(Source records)

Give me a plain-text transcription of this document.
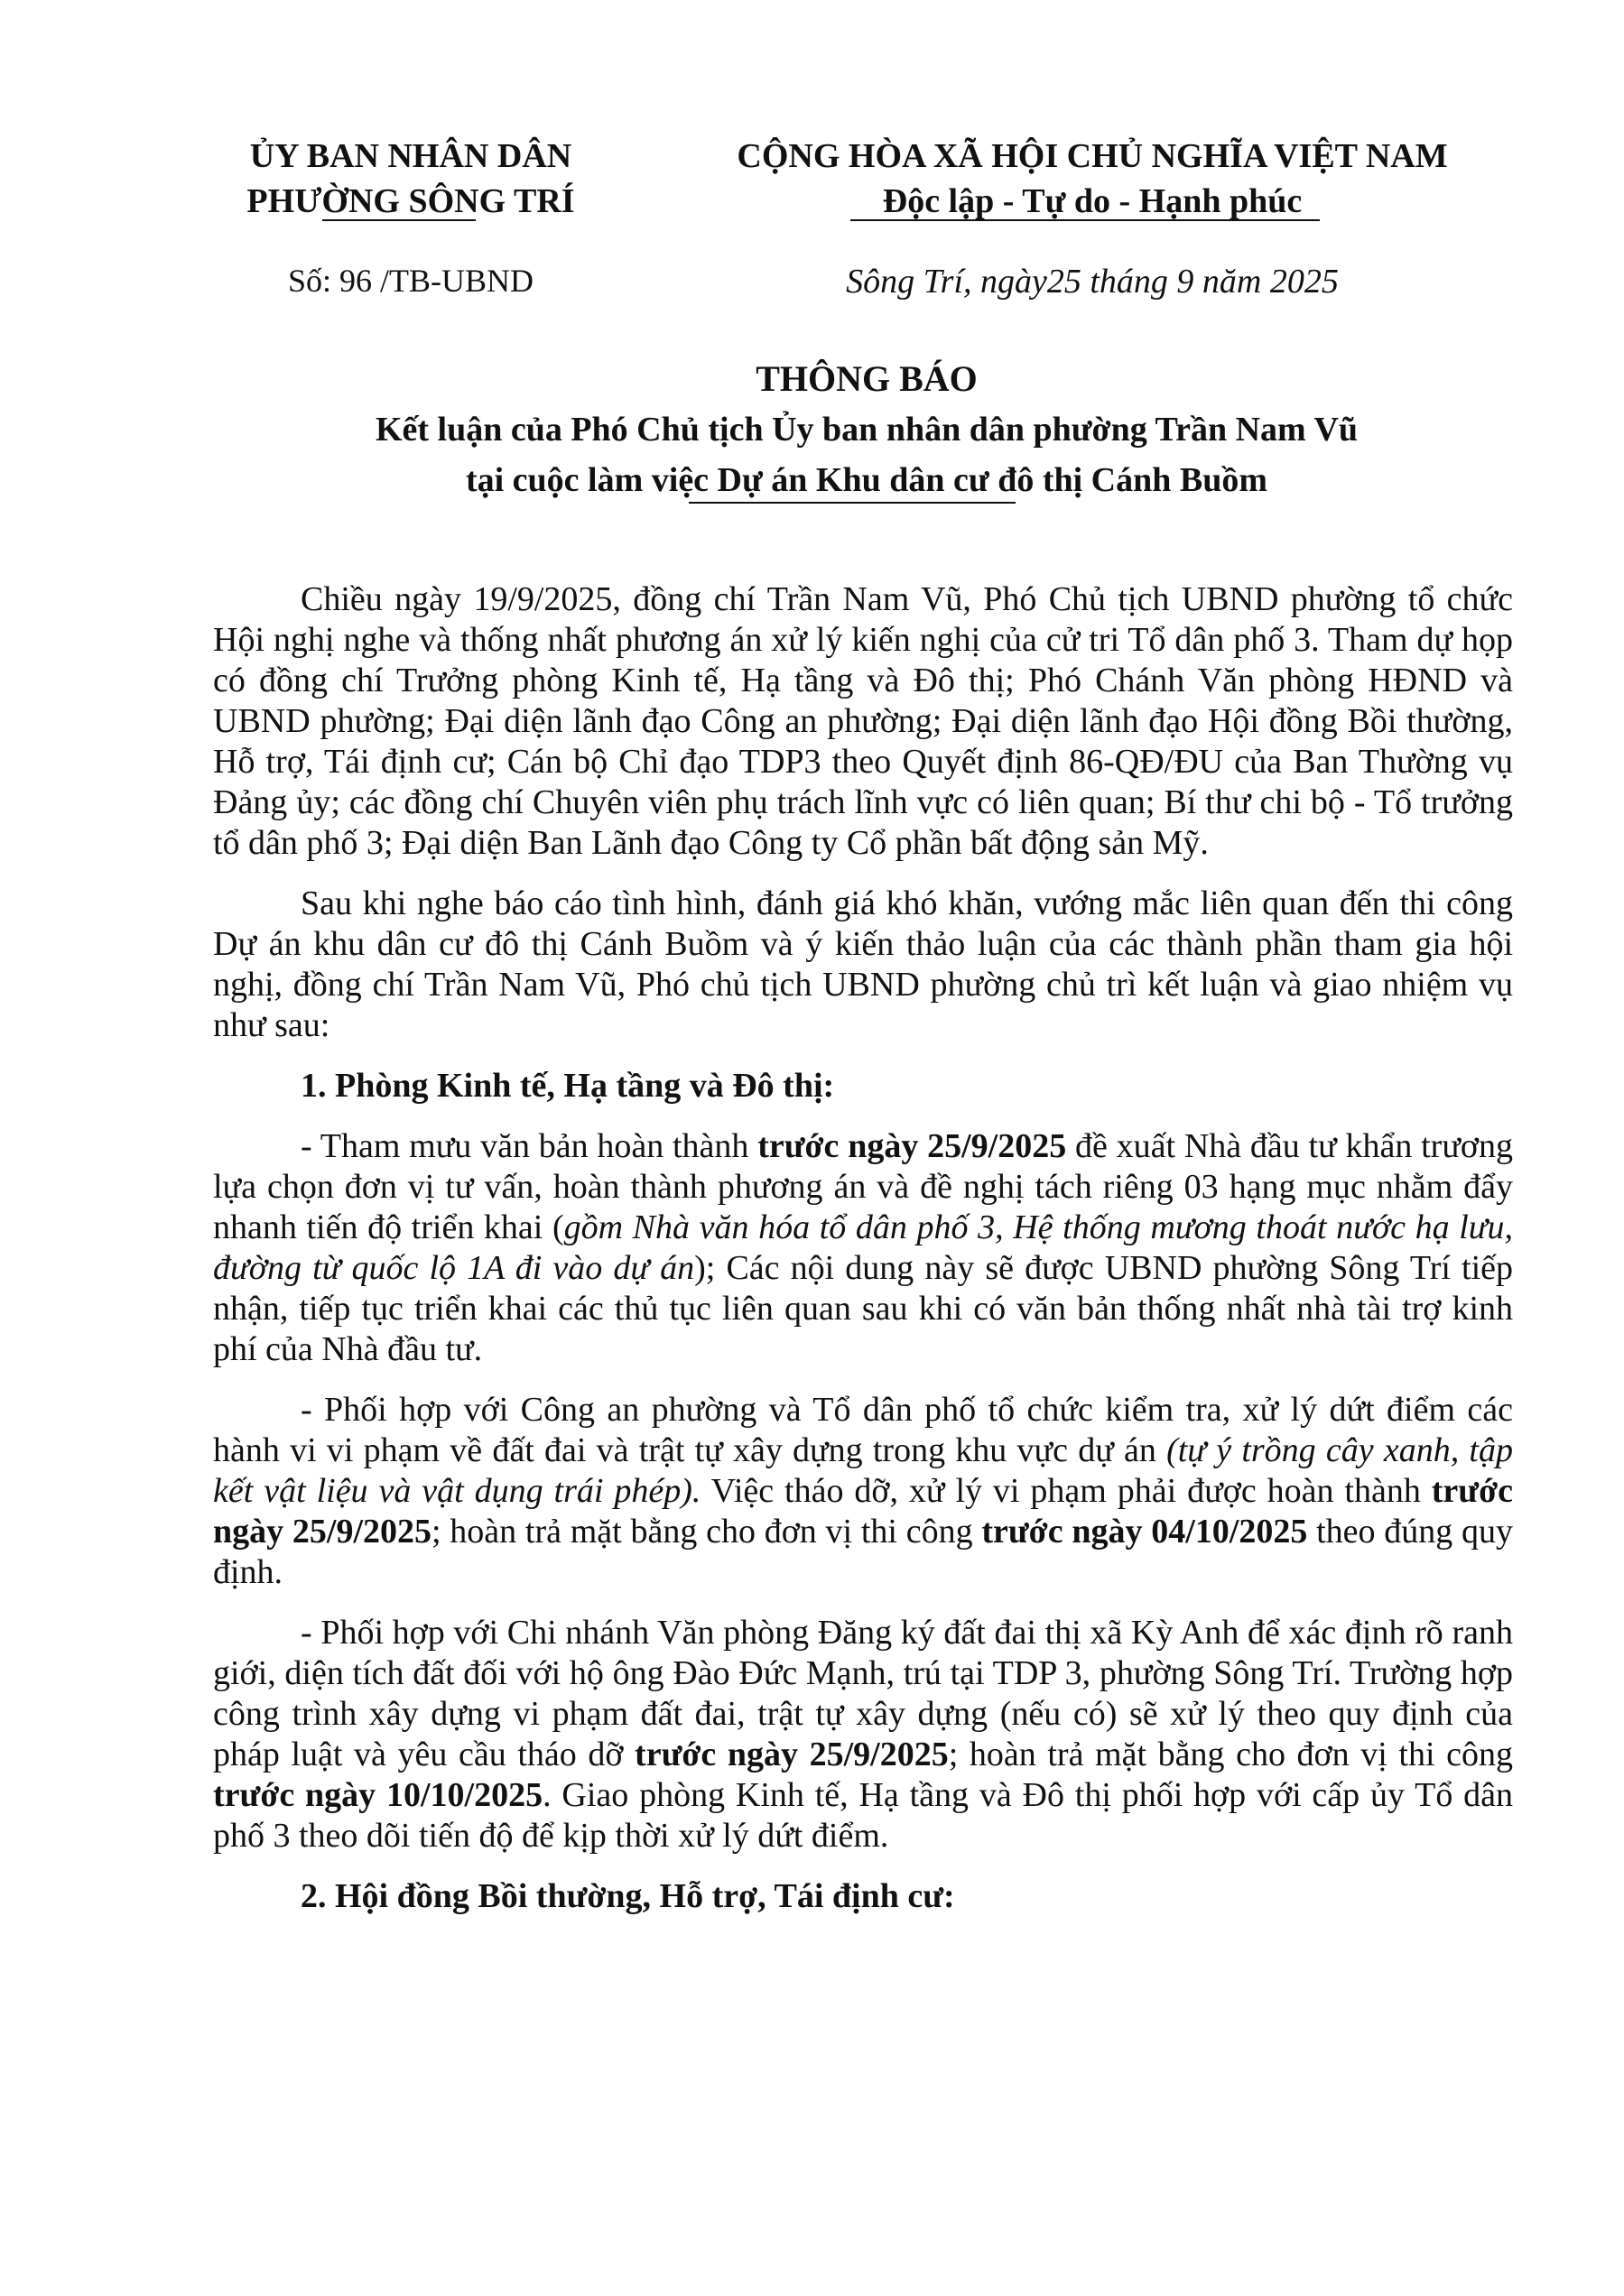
ỦY BAN NHÂN DÂN
PHƯỜNG SÔNG TRÍ
CỘNG HÒA XÃ HỘI CHỦ NGHĨA VIỆT NAM
Độc lập - Tự do - Hạnh phúc
Số: 96 /TB-UBND	Sông Trí, ngày25 tháng 9 năm 2025
THÔNG BÁO
Kết luận của Phó Chủ tịch Ủy ban nhân dân phường Trần Nam Vũ
tại cuộc làm việc Dự án Khu dân cư đô thị Cánh Buồm

Chiều ngày 19/9/2025, đồng chí Trần Nam Vũ, Phó Chủ tịch UBND phường tổ chức Hội nghị nghe và thống nhất phương án xử lý kiến nghị của cử tri Tổ dân phố 3. Tham dự họp có đồng chí Trưởng phòng Kinh tế, Hạ tầng và Đô thị; Phó Chánh Văn phòng HĐND và UBND phường; Đại diện lãnh đạo Công an phường; Đại diện lãnh đạo Hội đồng Bồi thường, Hỗ trợ, Tái định cư; Cán bộ Chỉ đạo TDP3 theo Quyết định 86-QĐ/ĐU của Ban Thường vụ Đảng ủy; các đồng chí Chuyên viên phụ trách lĩnh vực có liên quan; Bí thư chi bộ - Tổ trưởng tổ dân phố 3; Đại diện Ban Lãnh đạo Công ty Cổ phần bất động sản Mỹ.

Sau khi nghe báo cáo tình hình, đánh giá khó khăn, vướng mắc liên quan đến thi công Dự án khu dân cư đô thị Cánh Buồm và ý kiến thảo luận của các thành phần tham gia hội nghị, đồng chí Trần Nam Vũ, Phó chủ tịch UBND phường chủ trì kết luận và giao nhiệm vụ như sau:

1. Phòng Kinh tế, Hạ tầng và Đô thị:

- Tham mưu văn bản hoàn thành trước ngày 25/9/2025 đề xuất Nhà đầu tư khẩn trương lựa chọn đơn vị tư vấn, hoàn thành phương án và đề nghị tách riêng 03 hạng mục nhằm đẩy nhanh tiến độ triển khai (gồm Nhà văn hóa tổ dân phố 3, Hệ thống mương thoát nước hạ lưu, đường từ quốc lộ 1A đi vào dự án); Các nội dung này sẽ được UBND phường Sông Trí tiếp nhận, tiếp tục triển khai các thủ tục liên quan sau khi có văn bản thống nhất nhà tài trợ kinh phí của Nhà đầu tư.

- Phối hợp với Công an phường và Tổ dân phố tổ chức kiểm tra, xử lý dứt điểm các hành vi vi phạm về đất đai và trật tự xây dựng trong khu vực dự án (tự ý trồng cây xanh, tập kết vật liệu và vật dụng trái phép). Việc tháo dỡ, xử lý vi phạm phải được hoàn thành trước ngày 25/9/2025; hoàn trả mặt bằng cho đơn vị thi công trước ngày 04/10/2025 theo đúng quy định.

- Phối hợp với Chi nhánh Văn phòng Đăng ký đất đai thị xã Kỳ Anh để xác định rõ ranh giới, diện tích đất đối với hộ ông Đào Đức Mạnh, trú tại TDP 3, phường Sông Trí. Trường hợp công trình xây dựng vi phạm đất đai, trật tự xây dựng (nếu có) sẽ xử lý theo quy định của pháp luật và yêu cầu tháo dỡ trước ngày 25/9/2025; hoàn trả mặt bằng cho đơn vị thi công trước ngày 10/10/2025. Giao phòng Kinh tế, Hạ tầng và Đô thị phối hợp với cấp ủy Tổ dân phố 3 theo dõi tiến độ để kịp thời xử lý dứt điểm.

2. Hội đồng Bồi thường, Hỗ trợ, Tái định cư:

THE TASK:
Give nothing but the number of lines containing the string "Cánh".

WRITTEN ANSWER:
2